● **EXERCISE DETAILS**: Using the data below, tally the lines that include the string "from". Only the number is wanted.

[Dataset items]

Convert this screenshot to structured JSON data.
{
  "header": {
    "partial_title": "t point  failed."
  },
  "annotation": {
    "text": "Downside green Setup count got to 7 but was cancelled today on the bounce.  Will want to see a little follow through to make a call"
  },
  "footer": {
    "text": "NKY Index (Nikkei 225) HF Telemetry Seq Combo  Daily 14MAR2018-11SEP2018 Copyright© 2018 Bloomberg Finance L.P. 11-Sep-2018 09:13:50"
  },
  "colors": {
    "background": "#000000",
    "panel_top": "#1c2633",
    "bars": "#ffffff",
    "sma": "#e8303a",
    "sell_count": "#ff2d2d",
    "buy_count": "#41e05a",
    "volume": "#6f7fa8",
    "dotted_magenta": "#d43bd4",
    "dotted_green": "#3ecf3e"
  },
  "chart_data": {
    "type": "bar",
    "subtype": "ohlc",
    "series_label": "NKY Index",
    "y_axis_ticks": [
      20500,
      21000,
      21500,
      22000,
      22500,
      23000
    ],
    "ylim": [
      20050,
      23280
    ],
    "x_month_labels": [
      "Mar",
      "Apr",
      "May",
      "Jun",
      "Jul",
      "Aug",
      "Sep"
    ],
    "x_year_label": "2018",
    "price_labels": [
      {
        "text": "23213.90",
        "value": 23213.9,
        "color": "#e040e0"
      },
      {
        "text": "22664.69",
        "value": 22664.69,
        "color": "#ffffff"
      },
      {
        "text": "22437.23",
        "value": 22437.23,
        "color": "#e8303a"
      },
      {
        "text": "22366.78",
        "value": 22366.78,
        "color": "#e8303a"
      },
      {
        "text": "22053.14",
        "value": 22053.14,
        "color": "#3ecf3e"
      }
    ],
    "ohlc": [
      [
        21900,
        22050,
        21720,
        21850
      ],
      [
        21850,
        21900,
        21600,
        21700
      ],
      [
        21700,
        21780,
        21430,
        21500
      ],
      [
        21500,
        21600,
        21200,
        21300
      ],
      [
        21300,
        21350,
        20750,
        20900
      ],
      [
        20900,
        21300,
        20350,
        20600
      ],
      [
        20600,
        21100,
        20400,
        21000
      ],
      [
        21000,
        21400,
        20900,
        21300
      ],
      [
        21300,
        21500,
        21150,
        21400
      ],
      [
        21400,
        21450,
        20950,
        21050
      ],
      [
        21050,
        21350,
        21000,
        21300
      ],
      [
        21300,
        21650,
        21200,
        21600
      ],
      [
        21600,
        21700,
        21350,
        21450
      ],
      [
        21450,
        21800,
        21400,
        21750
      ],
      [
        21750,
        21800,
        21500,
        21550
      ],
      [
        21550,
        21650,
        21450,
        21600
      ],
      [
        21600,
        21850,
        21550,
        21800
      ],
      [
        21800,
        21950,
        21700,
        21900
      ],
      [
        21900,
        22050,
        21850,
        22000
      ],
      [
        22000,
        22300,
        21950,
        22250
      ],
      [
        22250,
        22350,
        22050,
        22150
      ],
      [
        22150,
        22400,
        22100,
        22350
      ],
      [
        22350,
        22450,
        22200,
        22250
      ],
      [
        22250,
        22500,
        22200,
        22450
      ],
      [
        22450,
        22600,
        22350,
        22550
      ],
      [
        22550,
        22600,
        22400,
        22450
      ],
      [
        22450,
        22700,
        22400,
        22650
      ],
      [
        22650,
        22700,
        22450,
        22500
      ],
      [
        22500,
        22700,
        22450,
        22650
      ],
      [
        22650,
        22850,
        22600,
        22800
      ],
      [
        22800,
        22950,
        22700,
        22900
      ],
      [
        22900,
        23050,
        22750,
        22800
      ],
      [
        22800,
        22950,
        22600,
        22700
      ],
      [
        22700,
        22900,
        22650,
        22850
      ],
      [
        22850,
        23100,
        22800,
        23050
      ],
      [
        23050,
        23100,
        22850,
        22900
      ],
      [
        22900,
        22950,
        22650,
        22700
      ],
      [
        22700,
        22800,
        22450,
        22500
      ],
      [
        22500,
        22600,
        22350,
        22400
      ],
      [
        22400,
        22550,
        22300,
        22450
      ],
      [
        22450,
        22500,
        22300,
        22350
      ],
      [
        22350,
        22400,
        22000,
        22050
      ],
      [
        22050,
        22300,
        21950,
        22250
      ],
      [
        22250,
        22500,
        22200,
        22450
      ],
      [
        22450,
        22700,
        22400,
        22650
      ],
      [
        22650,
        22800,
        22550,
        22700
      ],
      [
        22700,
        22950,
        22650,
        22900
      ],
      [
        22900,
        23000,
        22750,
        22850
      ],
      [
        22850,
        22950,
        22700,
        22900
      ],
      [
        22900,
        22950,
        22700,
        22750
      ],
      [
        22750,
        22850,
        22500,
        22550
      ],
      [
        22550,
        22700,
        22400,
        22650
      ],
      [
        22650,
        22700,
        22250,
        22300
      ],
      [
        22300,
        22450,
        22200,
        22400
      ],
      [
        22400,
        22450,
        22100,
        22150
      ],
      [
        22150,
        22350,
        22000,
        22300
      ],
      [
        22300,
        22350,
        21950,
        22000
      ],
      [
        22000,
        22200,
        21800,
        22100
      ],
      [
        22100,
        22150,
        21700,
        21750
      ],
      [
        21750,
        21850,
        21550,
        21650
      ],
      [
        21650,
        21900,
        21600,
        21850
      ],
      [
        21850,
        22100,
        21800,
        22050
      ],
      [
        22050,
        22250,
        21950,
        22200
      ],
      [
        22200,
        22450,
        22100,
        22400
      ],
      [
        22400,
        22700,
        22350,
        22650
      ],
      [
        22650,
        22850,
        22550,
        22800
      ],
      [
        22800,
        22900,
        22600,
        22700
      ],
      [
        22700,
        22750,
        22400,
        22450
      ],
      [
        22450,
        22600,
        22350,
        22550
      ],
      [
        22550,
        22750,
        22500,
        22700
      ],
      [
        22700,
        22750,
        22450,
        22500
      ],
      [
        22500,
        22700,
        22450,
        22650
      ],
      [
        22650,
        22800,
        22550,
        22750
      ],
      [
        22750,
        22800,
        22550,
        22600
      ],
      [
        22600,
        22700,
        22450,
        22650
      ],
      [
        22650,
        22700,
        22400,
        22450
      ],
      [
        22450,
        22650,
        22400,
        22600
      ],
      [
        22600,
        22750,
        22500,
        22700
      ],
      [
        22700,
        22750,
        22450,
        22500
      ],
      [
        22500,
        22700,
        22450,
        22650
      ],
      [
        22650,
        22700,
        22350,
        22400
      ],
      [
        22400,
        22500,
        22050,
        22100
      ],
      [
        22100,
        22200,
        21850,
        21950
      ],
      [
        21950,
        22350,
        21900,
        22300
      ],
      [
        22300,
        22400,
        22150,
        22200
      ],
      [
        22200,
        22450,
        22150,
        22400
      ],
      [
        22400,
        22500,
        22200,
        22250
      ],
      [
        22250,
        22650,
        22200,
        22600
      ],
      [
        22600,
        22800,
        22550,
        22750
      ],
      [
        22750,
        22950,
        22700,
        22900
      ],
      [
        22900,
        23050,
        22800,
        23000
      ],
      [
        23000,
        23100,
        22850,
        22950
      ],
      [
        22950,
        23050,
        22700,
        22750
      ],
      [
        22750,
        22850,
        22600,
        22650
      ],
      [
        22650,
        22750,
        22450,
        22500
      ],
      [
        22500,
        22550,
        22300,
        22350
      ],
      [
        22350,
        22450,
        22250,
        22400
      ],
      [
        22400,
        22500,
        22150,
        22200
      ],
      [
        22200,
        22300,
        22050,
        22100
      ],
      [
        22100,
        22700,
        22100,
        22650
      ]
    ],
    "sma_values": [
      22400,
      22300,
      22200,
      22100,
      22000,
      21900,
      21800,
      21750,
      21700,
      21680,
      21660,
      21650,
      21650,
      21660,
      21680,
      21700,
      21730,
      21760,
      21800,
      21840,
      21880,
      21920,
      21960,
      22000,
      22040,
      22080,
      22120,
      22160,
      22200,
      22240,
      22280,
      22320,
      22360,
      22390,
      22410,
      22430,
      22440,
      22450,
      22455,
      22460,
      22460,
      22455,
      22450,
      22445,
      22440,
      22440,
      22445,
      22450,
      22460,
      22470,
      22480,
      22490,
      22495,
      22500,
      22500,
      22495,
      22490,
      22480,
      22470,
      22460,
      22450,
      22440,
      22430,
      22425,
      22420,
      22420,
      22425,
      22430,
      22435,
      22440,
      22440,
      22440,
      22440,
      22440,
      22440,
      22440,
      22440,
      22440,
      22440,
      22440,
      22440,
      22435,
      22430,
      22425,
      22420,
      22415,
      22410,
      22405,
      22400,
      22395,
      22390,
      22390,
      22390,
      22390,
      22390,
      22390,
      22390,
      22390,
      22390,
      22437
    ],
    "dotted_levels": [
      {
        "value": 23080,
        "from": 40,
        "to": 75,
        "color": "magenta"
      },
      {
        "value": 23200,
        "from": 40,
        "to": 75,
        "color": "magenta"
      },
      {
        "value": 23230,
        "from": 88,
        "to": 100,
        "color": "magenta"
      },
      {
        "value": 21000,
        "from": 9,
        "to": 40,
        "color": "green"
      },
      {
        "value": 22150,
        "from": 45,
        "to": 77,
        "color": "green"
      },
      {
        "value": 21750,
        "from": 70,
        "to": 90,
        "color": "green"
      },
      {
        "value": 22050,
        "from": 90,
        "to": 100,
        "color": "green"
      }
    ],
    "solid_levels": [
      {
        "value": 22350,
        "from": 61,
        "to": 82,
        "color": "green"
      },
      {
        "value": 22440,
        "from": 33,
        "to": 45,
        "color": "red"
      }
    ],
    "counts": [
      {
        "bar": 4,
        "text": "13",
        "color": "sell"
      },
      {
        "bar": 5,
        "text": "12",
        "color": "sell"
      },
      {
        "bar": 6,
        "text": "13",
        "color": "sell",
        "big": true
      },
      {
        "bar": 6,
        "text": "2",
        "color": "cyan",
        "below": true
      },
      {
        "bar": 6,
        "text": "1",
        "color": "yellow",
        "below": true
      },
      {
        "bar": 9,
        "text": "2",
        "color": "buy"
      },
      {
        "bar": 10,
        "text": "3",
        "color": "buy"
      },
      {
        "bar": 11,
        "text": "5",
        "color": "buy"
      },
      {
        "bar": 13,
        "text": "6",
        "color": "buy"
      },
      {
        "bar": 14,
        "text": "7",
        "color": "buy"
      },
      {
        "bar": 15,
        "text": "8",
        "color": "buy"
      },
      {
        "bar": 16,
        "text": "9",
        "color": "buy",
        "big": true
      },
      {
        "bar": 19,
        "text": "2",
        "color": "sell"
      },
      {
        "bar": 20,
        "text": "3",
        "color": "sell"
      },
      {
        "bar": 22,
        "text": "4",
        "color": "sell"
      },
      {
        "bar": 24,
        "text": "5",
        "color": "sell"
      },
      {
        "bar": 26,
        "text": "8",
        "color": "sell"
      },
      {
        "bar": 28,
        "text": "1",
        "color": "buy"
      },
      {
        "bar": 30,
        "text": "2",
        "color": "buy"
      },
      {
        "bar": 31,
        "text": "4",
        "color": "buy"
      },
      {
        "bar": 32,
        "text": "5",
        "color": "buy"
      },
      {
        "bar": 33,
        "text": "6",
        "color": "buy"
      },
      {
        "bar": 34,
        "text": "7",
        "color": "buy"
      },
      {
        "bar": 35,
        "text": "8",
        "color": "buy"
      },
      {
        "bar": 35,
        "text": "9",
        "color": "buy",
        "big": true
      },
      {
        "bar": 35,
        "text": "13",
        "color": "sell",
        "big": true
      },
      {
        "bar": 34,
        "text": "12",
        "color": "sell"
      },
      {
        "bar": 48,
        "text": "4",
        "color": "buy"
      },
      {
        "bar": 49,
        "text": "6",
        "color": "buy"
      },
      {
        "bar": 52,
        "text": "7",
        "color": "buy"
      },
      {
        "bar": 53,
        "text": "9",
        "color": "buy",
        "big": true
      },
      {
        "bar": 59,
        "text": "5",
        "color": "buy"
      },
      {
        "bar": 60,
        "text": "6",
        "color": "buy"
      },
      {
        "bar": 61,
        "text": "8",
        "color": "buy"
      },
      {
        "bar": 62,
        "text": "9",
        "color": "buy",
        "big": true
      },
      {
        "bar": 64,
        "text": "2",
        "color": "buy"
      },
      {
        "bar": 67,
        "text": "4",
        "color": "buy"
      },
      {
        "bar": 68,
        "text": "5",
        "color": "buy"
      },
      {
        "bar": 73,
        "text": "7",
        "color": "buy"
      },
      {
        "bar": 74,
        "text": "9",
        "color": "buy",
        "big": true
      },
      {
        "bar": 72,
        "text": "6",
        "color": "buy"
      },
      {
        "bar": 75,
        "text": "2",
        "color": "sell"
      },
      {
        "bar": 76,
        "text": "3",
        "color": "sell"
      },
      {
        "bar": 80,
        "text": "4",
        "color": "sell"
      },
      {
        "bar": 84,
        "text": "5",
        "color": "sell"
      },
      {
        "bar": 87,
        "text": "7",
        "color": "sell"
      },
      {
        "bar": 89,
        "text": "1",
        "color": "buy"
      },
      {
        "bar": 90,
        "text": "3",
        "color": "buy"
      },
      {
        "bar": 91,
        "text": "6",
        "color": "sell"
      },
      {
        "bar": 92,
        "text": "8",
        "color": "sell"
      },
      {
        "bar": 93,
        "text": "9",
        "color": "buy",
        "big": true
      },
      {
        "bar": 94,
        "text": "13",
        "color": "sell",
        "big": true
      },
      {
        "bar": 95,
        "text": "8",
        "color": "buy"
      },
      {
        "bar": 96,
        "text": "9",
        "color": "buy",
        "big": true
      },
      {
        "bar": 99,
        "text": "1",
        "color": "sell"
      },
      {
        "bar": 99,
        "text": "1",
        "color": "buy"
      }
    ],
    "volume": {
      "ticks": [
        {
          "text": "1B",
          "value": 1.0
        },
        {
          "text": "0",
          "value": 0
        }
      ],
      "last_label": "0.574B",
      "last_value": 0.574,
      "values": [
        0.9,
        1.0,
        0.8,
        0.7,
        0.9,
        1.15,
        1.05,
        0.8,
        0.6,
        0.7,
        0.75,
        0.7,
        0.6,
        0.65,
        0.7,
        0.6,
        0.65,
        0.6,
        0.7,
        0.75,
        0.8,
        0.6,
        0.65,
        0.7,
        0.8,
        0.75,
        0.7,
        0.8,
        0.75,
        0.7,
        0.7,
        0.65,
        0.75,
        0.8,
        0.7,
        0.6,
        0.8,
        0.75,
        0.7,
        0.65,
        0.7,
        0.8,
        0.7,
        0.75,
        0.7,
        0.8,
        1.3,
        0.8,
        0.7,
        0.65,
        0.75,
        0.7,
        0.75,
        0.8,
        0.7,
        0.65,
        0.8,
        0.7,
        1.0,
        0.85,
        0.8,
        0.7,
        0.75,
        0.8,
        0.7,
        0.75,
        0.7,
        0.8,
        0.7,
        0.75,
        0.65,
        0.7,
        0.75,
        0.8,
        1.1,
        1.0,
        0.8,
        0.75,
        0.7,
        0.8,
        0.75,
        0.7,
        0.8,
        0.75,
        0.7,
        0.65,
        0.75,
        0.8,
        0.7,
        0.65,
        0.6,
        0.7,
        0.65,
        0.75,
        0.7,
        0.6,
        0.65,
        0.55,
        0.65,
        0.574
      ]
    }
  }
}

● **SOLUTION BELOW**: 9